[START RECORDS SUPPLIED]
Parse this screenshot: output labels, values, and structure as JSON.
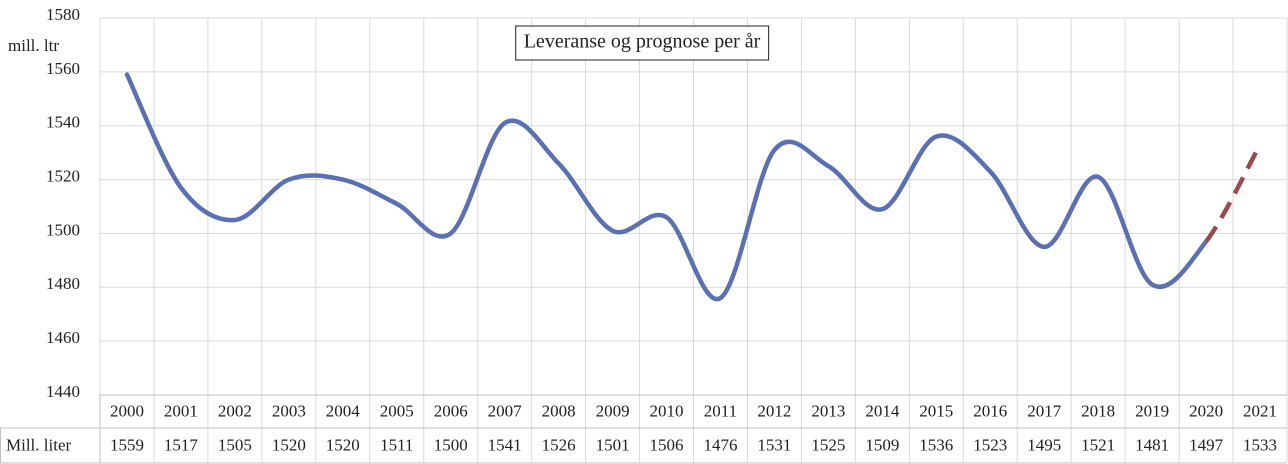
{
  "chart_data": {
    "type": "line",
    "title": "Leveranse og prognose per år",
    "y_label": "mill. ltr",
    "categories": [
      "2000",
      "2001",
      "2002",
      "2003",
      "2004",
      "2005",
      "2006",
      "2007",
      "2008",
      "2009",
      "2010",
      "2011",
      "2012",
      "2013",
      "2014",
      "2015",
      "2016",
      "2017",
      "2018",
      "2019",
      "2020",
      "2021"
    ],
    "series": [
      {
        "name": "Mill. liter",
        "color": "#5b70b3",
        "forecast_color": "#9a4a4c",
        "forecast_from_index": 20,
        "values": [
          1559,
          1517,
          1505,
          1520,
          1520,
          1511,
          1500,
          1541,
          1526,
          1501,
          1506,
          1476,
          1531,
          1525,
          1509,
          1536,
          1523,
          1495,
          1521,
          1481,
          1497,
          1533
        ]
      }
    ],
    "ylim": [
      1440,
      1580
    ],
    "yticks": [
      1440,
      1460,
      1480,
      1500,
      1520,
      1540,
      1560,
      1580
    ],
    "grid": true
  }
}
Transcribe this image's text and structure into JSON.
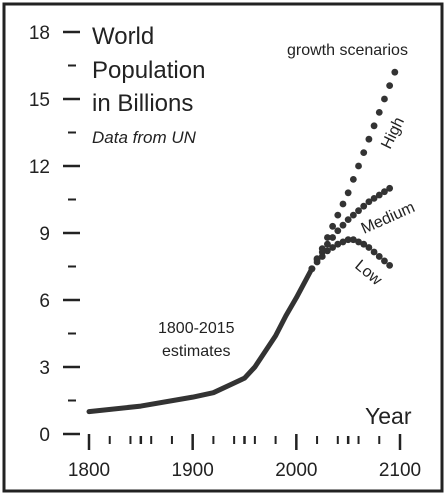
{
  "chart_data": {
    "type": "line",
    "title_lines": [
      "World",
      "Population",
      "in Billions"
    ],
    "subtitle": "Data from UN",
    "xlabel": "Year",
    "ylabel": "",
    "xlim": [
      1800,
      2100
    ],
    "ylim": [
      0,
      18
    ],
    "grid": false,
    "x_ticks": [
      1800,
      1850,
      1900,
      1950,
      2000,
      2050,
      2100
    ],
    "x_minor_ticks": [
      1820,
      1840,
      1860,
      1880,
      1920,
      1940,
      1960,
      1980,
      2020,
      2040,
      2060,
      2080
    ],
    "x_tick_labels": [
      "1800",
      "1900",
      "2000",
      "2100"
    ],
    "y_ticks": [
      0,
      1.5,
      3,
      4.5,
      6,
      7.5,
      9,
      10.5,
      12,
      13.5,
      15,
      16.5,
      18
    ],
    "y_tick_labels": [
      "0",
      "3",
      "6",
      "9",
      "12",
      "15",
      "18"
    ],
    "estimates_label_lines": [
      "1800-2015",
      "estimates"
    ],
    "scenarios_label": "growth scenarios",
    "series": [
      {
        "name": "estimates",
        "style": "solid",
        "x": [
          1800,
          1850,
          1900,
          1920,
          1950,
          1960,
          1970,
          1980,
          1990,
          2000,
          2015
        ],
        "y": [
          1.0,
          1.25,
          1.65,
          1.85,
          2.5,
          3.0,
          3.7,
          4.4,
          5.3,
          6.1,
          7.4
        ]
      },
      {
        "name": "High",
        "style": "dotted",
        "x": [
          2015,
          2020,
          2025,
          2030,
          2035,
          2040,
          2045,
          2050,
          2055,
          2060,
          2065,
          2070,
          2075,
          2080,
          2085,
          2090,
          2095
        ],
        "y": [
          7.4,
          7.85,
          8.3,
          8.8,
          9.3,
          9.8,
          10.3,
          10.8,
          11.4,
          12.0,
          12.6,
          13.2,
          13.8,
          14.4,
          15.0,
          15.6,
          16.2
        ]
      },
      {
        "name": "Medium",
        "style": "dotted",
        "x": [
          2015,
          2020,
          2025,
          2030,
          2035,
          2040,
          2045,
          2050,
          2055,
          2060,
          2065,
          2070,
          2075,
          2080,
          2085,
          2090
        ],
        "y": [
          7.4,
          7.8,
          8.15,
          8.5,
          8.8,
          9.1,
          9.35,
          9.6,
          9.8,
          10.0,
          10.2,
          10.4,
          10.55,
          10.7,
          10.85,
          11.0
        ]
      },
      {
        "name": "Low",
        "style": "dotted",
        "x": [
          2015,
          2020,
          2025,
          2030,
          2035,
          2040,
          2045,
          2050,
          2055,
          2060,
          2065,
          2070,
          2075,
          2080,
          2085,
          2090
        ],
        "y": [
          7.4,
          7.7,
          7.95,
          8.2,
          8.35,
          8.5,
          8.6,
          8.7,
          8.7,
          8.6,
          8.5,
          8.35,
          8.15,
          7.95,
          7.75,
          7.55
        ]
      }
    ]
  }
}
[END RECORDS SUPPLIED]
TASK TO CARRY OUT
Set the listing down in full and exactly. Pictures within it should not appear in the copy.

ANSWER FOR THIS EXERCISE
Parse this screenshot: output labels, values, and structure as JSON.
{
  "chart_data": {
    "type": "line",
    "title": "Leveranse og prognose per år",
    "y_label": "mill. ltr",
    "categories": [
      "2000",
      "2001",
      "2002",
      "2003",
      "2004",
      "2005",
      "2006",
      "2007",
      "2008",
      "2009",
      "2010",
      "2011",
      "2012",
      "2013",
      "2014",
      "2015",
      "2016",
      "2017",
      "2018",
      "2019",
      "2020",
      "2021"
    ],
    "series": [
      {
        "name": "Mill. liter",
        "color": "#5b70b3",
        "forecast_color": "#9a4a4c",
        "forecast_from_index": 20,
        "values": [
          1559,
          1517,
          1505,
          1520,
          1520,
          1511,
          1500,
          1541,
          1526,
          1501,
          1506,
          1476,
          1531,
          1525,
          1509,
          1536,
          1523,
          1495,
          1521,
          1481,
          1497,
          1533
        ]
      }
    ],
    "ylim": [
      1440,
      1580
    ],
    "yticks": [
      1440,
      1460,
      1480,
      1500,
      1520,
      1540,
      1560,
      1580
    ],
    "grid": true
  }
}
Transcribe this image's text and structure into JSON.
{
  "chart_data": {
    "type": "line",
    "title_lines": [
      "World",
      "Population",
      "in Billions"
    ],
    "subtitle": "Data from UN",
    "xlabel": "Year",
    "ylabel": "",
    "xlim": [
      1800,
      2100
    ],
    "ylim": [
      0,
      18
    ],
    "grid": false,
    "x_ticks": [
      1800,
      1850,
      1900,
      1950,
      2000,
      2050,
      2100
    ],
    "x_minor_ticks": [
      1820,
      1840,
      1860,
      1880,
      1920,
      1940,
      1960,
      1980,
      2020,
      2040,
      2060,
      2080
    ],
    "x_tick_labels": [
      "1800",
      "1900",
      "2000",
      "2100"
    ],
    "y_ticks": [
      0,
      1.5,
      3,
      4.5,
      6,
      7.5,
      9,
      10.5,
      12,
      13.5,
      15,
      16.5,
      18
    ],
    "y_tick_labels": [
      "0",
      "3",
      "6",
      "9",
      "12",
      "15",
      "18"
    ],
    "estimates_label_lines": [
      "1800-2015",
      "estimates"
    ],
    "scenarios_label": "growth scenarios",
    "series": [
      {
        "name": "estimates",
        "style": "solid",
        "x": [
          1800,
          1850,
          1900,
          1920,
          1950,
          1960,
          1970,
          1980,
          1990,
          2000,
          2015
        ],
        "y": [
          1.0,
          1.25,
          1.65,
          1.85,
          2.5,
          3.0,
          3.7,
          4.4,
          5.3,
          6.1,
          7.4
        ]
      },
      {
        "name": "High",
        "style": "dotted",
        "x": [
          2015,
          2020,
          2025,
          2030,
          2035,
          2040,
          2045,
          2050,
          2055,
          2060,
          2065,
          2070,
          2075,
          2080,
          2085,
          2090,
          2095
        ],
        "y": [
          7.4,
          7.85,
          8.3,
          8.8,
          9.3,
          9.8,
          10.3,
          10.8,
          11.4,
          12.0,
          12.6,
          13.2,
          13.8,
          14.4,
          15.0,
          15.6,
          16.2
        ]
      },
      {
        "name": "Medium",
        "style": "dotted",
        "x": [
          2015,
          2020,
          2025,
          2030,
          2035,
          2040,
          2045,
          2050,
          2055,
          2060,
          2065,
          2070,
          2075,
          2080,
          2085,
          2090
        ],
        "y": [
          7.4,
          7.8,
          8.15,
          8.5,
          8.8,
          9.1,
          9.35,
          9.6,
          9.8,
          10.0,
          10.2,
          10.4,
          10.55,
          10.7,
          10.85,
          11.0
        ]
      },
      {
        "name": "Low",
        "style": "dotted",
        "x": [
          2015,
          2020,
          2025,
          2030,
          2035,
          2040,
          2045,
          2050,
          2055,
          2060,
          2065,
          2070,
          2075,
          2080,
          2085,
          2090
        ],
        "y": [
          7.4,
          7.7,
          7.95,
          8.2,
          8.35,
          8.5,
          8.6,
          8.7,
          8.7,
          8.6,
          8.5,
          8.35,
          8.15,
          7.95,
          7.75,
          7.55
        ]
      }
    ]
  }
}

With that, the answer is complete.